An example of content that represents the same sort of pleasure center that gets activated in the mind of a child - but importantly doesn’t seem well constructed, genuine, or especially thoughtful - would be the Paul brothers’ YouTube stylings. From dancing like a complete and total buttface and spitting on the culture of a place you don’t understand to lighting a mattress on fire out in the open in a residential area, the Paul brothers represent the antithesis of safe and controlled release of negative emotion. They represent the mindset of the kids you probably couldn’t stand throughout grade school. What’s all the worse, though, is that I don’t think they even know it.
When the news broke that one of the biggest content creators on one of the biggest platforms on the internet had gone specifically to an area infamous for being the location of suicide attempts, your stomach probably turned. When you had read (or for the more unfortunate of you, seen) that he had then proceeded to not only see a dead body while filming, but point his camera at it and turn it into a prop for his audience of children to see, you probably declared him magnificently stupid. When you had seen that video that surfaced after, compiling all the tremendously dumb shit that he did to disrespect the people and culture of a foreign country after coyly prefacing the entire trip with being “all about the respect”, you probably actively, vocally cursed the man out.

• Listed entries:
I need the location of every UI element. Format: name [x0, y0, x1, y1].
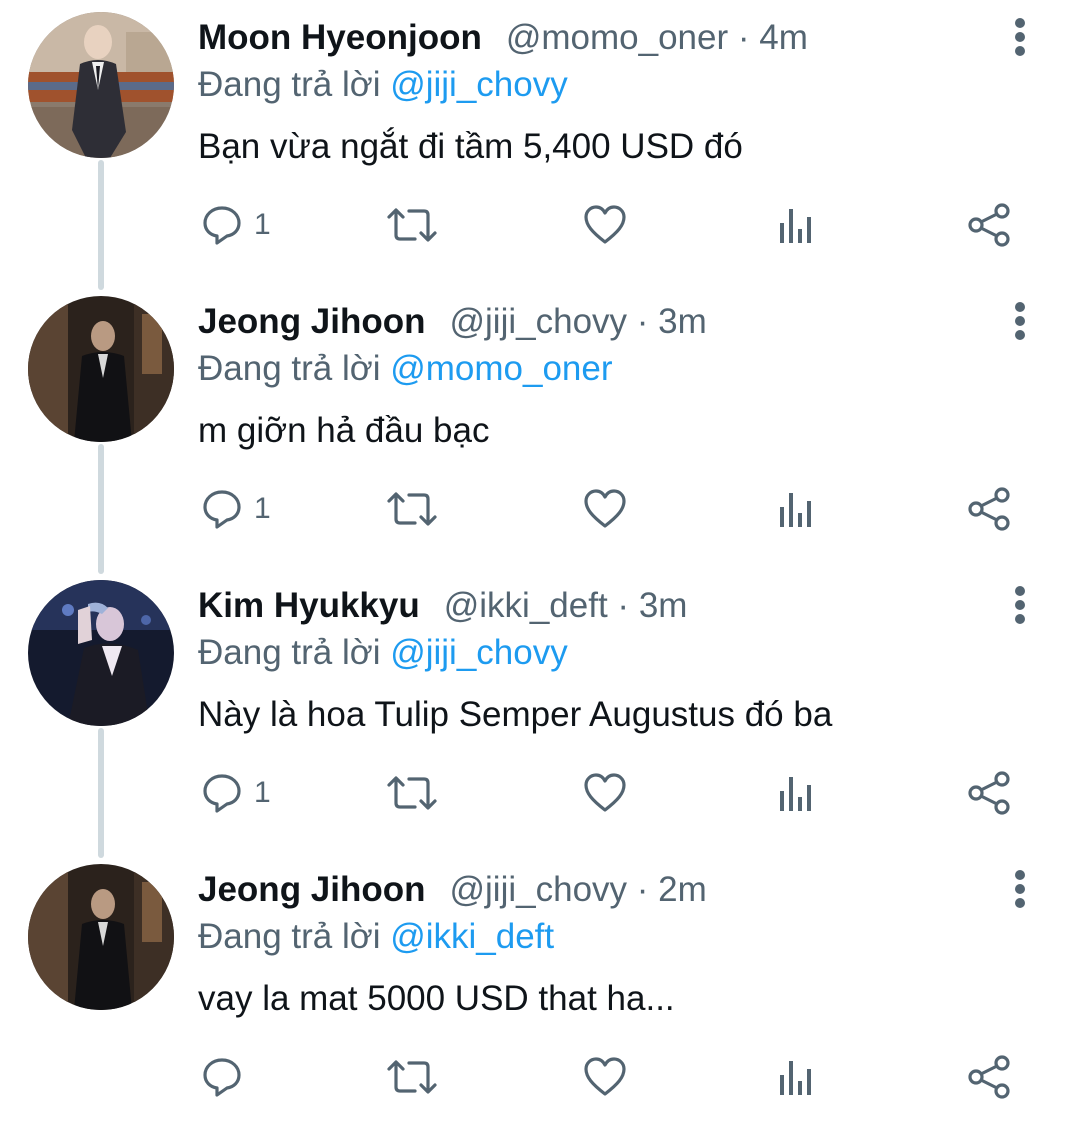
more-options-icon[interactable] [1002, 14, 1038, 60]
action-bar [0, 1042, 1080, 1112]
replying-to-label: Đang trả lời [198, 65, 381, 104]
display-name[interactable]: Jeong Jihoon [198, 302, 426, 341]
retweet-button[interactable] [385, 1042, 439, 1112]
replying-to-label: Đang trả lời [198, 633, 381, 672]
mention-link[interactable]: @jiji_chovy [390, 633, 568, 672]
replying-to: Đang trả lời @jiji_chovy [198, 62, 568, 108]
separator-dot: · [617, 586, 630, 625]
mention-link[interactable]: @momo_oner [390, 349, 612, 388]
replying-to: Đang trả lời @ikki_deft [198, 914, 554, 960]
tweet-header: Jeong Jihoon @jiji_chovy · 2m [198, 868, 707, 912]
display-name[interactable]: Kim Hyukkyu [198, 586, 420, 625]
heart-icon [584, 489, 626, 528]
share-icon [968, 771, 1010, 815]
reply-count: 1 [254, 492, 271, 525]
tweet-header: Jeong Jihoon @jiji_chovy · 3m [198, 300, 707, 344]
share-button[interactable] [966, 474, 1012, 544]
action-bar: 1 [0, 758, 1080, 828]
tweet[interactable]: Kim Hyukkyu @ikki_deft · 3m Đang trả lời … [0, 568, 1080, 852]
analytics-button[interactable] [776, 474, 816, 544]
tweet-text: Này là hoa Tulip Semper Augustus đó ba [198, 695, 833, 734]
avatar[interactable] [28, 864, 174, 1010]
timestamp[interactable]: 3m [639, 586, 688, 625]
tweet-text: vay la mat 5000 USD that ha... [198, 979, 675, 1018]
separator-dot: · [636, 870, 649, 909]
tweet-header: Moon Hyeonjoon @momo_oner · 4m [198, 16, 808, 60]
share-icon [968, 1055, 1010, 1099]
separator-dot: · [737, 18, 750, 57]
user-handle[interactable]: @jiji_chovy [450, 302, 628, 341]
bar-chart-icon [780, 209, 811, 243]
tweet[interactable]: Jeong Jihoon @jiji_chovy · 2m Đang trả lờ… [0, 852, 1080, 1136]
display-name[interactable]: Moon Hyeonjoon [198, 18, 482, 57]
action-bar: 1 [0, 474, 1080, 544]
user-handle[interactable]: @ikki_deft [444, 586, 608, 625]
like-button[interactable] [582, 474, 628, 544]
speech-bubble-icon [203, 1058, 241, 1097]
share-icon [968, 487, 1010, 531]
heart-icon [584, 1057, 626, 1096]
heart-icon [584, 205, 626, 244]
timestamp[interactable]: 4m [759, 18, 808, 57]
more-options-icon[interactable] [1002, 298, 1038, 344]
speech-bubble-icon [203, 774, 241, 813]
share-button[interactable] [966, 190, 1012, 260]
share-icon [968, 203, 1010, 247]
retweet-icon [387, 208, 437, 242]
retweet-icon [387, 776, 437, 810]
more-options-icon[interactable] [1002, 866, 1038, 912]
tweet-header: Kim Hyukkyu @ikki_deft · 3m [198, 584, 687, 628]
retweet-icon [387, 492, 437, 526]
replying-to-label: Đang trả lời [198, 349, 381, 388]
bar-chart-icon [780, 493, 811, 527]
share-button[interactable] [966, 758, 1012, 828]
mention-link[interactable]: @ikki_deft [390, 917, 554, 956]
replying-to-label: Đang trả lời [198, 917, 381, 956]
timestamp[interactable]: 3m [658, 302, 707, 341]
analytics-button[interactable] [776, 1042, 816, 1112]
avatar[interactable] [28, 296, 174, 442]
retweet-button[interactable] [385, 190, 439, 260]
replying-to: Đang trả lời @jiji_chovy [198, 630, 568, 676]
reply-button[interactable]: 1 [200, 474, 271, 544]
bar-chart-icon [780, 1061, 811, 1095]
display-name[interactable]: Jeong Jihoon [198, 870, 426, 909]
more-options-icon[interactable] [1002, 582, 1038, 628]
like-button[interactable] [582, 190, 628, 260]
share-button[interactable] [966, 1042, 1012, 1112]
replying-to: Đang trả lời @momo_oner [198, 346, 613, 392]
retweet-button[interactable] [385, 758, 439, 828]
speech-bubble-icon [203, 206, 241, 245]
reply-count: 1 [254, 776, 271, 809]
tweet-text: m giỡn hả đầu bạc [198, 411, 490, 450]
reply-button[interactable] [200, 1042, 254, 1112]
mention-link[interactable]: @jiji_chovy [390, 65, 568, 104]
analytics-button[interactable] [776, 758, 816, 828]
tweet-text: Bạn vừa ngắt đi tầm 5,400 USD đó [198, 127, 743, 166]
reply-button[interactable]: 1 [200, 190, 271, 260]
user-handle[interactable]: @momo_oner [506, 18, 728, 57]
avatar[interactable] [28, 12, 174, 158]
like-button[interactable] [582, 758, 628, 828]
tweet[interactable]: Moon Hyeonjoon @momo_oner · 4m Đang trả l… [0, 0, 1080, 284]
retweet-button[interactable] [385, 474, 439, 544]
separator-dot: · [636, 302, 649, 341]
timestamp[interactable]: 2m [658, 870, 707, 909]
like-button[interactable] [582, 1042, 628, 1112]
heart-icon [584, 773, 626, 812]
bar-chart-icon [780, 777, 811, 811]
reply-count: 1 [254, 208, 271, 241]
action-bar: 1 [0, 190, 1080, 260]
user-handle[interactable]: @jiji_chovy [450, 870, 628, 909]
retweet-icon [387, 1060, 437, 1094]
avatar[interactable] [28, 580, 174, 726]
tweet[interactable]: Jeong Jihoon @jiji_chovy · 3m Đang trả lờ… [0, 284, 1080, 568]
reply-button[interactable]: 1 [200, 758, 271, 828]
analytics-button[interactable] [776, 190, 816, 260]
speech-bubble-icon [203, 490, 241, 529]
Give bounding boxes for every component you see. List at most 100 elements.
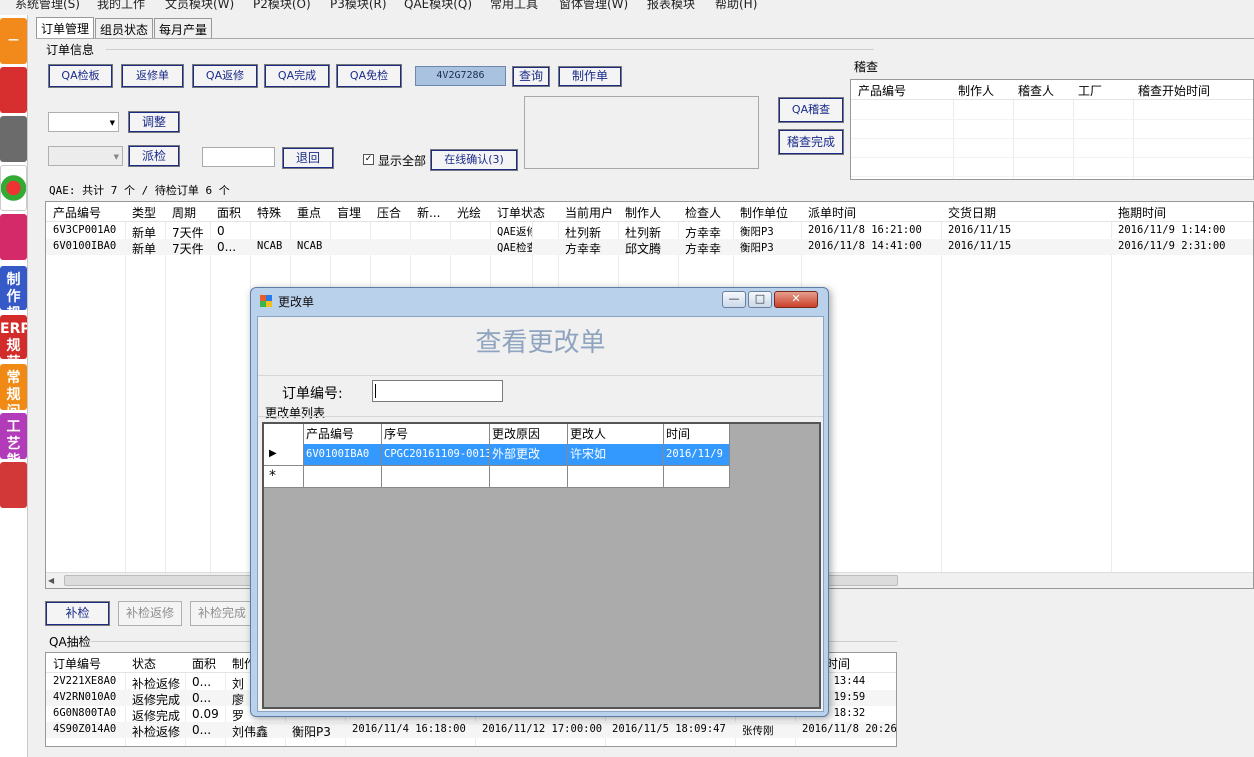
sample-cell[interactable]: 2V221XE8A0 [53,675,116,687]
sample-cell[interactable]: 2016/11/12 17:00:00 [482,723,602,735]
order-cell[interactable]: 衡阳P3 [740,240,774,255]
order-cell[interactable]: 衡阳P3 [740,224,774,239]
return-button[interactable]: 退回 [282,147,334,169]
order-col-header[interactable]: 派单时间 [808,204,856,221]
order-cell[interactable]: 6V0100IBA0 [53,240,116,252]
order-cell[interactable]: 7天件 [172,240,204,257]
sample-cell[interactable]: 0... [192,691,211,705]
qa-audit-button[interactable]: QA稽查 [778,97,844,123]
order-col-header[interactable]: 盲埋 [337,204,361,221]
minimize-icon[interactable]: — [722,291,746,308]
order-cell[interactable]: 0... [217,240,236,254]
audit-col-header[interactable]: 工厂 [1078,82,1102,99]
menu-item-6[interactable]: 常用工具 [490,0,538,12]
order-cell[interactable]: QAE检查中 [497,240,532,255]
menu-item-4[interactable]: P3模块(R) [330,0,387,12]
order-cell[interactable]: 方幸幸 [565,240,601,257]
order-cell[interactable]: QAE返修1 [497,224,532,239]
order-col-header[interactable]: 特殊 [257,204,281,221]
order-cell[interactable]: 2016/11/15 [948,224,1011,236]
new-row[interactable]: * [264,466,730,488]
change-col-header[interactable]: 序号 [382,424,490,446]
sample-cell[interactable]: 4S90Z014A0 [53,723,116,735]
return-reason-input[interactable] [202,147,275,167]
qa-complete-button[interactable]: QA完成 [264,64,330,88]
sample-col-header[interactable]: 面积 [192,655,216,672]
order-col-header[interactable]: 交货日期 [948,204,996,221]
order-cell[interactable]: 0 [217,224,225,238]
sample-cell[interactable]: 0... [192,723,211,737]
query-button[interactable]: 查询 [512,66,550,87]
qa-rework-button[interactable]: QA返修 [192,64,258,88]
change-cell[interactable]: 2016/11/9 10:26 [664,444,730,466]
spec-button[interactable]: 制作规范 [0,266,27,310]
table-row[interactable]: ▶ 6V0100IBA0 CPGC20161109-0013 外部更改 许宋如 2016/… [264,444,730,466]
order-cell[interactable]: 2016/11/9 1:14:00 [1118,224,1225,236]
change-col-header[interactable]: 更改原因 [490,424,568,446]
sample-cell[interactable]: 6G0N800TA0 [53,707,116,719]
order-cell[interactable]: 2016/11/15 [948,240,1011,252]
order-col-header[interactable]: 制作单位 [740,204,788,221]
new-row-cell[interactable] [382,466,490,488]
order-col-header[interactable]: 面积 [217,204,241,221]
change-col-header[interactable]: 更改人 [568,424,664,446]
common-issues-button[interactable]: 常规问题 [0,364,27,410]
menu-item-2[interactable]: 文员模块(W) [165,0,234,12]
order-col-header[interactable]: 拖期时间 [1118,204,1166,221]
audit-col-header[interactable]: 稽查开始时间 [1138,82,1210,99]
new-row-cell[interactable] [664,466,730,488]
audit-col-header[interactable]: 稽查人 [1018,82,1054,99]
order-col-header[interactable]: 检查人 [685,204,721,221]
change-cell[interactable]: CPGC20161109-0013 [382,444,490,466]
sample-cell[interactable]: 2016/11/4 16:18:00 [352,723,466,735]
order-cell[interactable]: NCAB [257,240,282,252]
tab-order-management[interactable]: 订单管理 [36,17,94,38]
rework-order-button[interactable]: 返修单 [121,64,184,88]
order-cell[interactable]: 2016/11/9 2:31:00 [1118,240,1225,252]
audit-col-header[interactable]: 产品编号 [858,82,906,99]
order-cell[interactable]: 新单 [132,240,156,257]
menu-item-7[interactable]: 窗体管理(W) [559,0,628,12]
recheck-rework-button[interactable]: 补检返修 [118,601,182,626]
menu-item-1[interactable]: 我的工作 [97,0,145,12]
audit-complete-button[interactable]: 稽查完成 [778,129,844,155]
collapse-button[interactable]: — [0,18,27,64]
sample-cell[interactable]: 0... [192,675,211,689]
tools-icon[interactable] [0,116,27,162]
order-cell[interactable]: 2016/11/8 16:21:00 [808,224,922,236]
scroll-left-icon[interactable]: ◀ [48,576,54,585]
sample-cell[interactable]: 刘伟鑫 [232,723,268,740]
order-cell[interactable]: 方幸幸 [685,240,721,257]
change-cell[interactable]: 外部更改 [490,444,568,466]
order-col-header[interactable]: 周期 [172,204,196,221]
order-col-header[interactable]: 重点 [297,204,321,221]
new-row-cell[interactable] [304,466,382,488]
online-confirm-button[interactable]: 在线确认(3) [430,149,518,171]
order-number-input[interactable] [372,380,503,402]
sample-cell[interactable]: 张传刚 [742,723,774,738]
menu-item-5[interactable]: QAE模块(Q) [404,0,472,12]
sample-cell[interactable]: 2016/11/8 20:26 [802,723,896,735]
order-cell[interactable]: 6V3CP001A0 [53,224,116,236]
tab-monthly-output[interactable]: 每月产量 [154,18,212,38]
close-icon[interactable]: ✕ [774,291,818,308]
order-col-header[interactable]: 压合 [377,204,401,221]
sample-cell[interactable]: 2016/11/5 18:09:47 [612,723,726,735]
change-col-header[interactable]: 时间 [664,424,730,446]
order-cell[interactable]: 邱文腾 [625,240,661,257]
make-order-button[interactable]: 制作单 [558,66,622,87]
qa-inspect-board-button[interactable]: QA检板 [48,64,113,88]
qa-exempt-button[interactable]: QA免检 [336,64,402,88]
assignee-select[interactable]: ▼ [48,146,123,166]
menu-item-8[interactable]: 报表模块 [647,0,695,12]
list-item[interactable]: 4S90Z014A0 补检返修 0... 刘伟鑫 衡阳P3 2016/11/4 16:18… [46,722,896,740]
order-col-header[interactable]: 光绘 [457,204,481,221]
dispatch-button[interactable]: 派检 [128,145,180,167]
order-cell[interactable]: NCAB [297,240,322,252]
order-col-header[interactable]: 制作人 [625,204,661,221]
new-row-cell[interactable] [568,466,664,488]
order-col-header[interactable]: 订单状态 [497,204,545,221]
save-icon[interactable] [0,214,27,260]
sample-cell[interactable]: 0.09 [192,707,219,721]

• Stated problem: Retype the passage on the Paul brothers above in full, word for word.

• Full solution:
An example of content that represents the same sort of pleasure center that gets activated in the mind of a child - but importantly doesn’t seem well constructed, genuine, or especially thoughtful - would be the Paul brothers’ YouTube stylings. From dancing like a complete and total buttface and spitting on the culture of a place you don’t understand to lighting a mattress on fire out in the open in a residential area, the Paul brothers represent the antithesis of safe and controlled release of negative emotion. They represent the mindset of the kids you probably couldn’t stand throughout grade school. What’s all the worse, though, is that I don’t think they even know it.
When the news broke that one of the biggest content creators on one of the biggest platforms on the internet had gone specifically to an area infamous for being the location of suicide attempts, your stomach probably turned. When you had read (or for the more unfortunate of you, seen) that he had then proceeded to not only see a dead body while filming, but point his camera at it and turn it into a prop for his audience of children to see, you probably declared him magnificently stupid. When you had seen that video that surfaced after, compiling all the tremendously dumb shit that he did to disrespect the people and culture of a foreign country after coyly prefacing the entire trip with being “all about the respect”, you probably actively, vocally cursed the man out.